What the task asks: Could you retype the listing beneath, keeping each line exactly as it is?

Data:
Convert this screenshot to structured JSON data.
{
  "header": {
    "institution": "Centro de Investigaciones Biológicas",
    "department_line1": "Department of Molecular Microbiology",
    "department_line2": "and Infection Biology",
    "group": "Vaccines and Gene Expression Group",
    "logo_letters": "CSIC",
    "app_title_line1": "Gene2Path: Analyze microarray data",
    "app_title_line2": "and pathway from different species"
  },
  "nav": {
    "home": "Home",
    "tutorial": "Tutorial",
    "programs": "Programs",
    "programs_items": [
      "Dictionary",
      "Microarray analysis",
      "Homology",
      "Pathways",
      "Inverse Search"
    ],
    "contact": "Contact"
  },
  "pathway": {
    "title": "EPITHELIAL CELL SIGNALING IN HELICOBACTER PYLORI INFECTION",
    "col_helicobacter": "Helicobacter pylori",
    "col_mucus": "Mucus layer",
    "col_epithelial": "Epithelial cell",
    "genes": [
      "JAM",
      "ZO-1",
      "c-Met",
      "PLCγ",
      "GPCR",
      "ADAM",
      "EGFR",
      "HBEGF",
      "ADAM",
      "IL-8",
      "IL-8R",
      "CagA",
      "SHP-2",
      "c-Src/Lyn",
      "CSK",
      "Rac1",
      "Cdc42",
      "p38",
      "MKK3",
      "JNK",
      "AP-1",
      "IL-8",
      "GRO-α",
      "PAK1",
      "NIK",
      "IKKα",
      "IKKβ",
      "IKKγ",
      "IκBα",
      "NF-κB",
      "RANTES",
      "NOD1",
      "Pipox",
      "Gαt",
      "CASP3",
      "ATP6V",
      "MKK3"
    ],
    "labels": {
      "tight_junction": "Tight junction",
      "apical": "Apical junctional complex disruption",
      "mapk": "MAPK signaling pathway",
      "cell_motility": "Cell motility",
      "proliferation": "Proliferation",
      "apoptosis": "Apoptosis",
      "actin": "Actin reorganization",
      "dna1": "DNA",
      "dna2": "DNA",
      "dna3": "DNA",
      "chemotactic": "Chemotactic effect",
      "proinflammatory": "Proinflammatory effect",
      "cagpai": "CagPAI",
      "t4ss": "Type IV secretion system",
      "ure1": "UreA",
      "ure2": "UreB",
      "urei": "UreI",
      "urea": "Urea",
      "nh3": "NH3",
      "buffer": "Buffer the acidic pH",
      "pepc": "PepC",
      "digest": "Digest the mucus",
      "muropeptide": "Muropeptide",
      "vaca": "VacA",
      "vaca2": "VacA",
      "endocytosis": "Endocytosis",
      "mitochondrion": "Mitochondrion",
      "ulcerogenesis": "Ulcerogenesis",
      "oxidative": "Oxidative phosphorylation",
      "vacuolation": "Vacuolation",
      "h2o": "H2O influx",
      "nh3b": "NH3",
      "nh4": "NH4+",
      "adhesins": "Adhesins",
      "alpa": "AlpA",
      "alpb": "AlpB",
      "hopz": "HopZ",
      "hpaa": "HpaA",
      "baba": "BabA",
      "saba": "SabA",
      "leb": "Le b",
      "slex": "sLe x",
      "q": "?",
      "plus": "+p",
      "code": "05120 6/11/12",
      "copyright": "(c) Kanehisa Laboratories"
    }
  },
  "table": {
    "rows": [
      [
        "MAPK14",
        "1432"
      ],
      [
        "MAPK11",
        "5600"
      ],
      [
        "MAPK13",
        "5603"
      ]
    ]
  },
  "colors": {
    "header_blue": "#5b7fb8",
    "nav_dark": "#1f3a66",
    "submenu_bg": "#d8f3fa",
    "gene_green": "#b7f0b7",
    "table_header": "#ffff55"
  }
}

Your response:
Convert this screenshot to structured JSON data.
{
  "header": {
    "institution": "Centro de Investigaciones Biológicas",
    "department_line1": "Department of Molecular Microbiology",
    "department_line2": "and Infection Biology",
    "group": "Vaccines and Gene Expression Group",
    "logo_letters": "CSIC",
    "app_title_line1": "Gene2Path: Analyze microarray data",
    "app_title_line2": "and pathway from different species"
  },
  "nav": {
    "home": "Home",
    "tutorial": "Tutorial",
    "programs": "Programs",
    "programs_items": [
      "Dictionary",
      "Microarray analysis",
      "Homology",
      "Pathways",
      "Inverse Search"
    ],
    "contact": "Contact"
  },
  "pathway": {
    "title": "EPITHELIAL CELL SIGNALING IN HELICOBACTER PYLORI INFECTION",
    "col_helicobacter": "Helicobacter pylori",
    "col_mucus": "Mucus layer",
    "col_epithelial": "Epithelial cell",
    "genes": [
      "JAM",
      "ZO-1",
      "c-Met",
      "PLCγ",
      "GPCR",
      "ADAM",
      "EGFR",
      "HBEGF",
      "ADAM",
      "IL-8",
      "IL-8R",
      "CagA",
      "SHP-2",
      "c-Src/Lyn",
      "CSK",
      "Rac1",
      "Cdc42",
      "p38",
      "MKK3",
      "JNK",
      "AP-1",
      "IL-8",
      "GRO-α",
      "PAK1",
      "NIK",
      "IKKα",
      "IKKβ",
      "IKKγ",
      "IκBα",
      "NF-κB",
      "RANTES",
      "NOD1",
      "Pipox",
      "Gαt",
      "CASP3",
      "ATP6V",
      "MKK3"
    ],
    "labels": {
      "tight_junction": "Tight junction",
      "apical": "Apical junctional complex disruption",
      "mapk": "MAPK signaling pathway",
      "cell_motility": "Cell motility",
      "proliferation": "Proliferation",
      "apoptosis": "Apoptosis",
      "actin": "Actin reorganization",
      "dna1": "DNA",
      "dna2": "DNA",
      "dna3": "DNA",
      "chemotactic": "Chemotactic effect",
      "proinflammatory": "Proinflammatory effect",
      "cagpai": "CagPAI",
      "t4ss": "Type IV secretion system",
      "ure1": "UreA",
      "ure2": "UreB",
      "urei": "UreI",
      "urea": "Urea",
      "nh3": "NH3",
      "buffer": "Buffer the acidic pH",
      "pepc": "PepC",
      "digest": "Digest the mucus",
      "muropeptide": "Muropeptide",
      "vaca": "VacA",
      "vaca2": "VacA",
      "endocytosis": "Endocytosis",
      "mitochondrion": "Mitochondrion",
      "ulcerogenesis": "Ulcerogenesis",
      "oxidative": "Oxidative phosphorylation",
      "vacuolation": "Vacuolation",
      "h2o": "H2O influx",
      "nh3b": "NH3",
      "nh4": "NH4+",
      "adhesins": "Adhesins",
      "alpa": "AlpA",
      "alpb": "AlpB",
      "hopz": "HopZ",
      "hpaa": "HpaA",
      "baba": "BabA",
      "saba": "SabA",
      "leb": "Le b",
      "slex": "sLe x",
      "q": "?",
      "plus": "+p",
      "code": "05120 6/11/12",
      "copyright": "(c) Kanehisa Laboratories"
    }
  },
  "table": {
    "rows": [
      [
        "MAPK14",
        "1432"
      ],
      [
        "MAPK11",
        "5600"
      ],
      [
        "MAPK13",
        "5603"
      ]
    ]
  },
  "colors": {
    "header_blue": "#5b7fb8",
    "nav_dark": "#1f3a66",
    "submenu_bg": "#d8f3fa",
    "gene_green": "#b7f0b7",
    "table_header": "#ffff55"
  }
}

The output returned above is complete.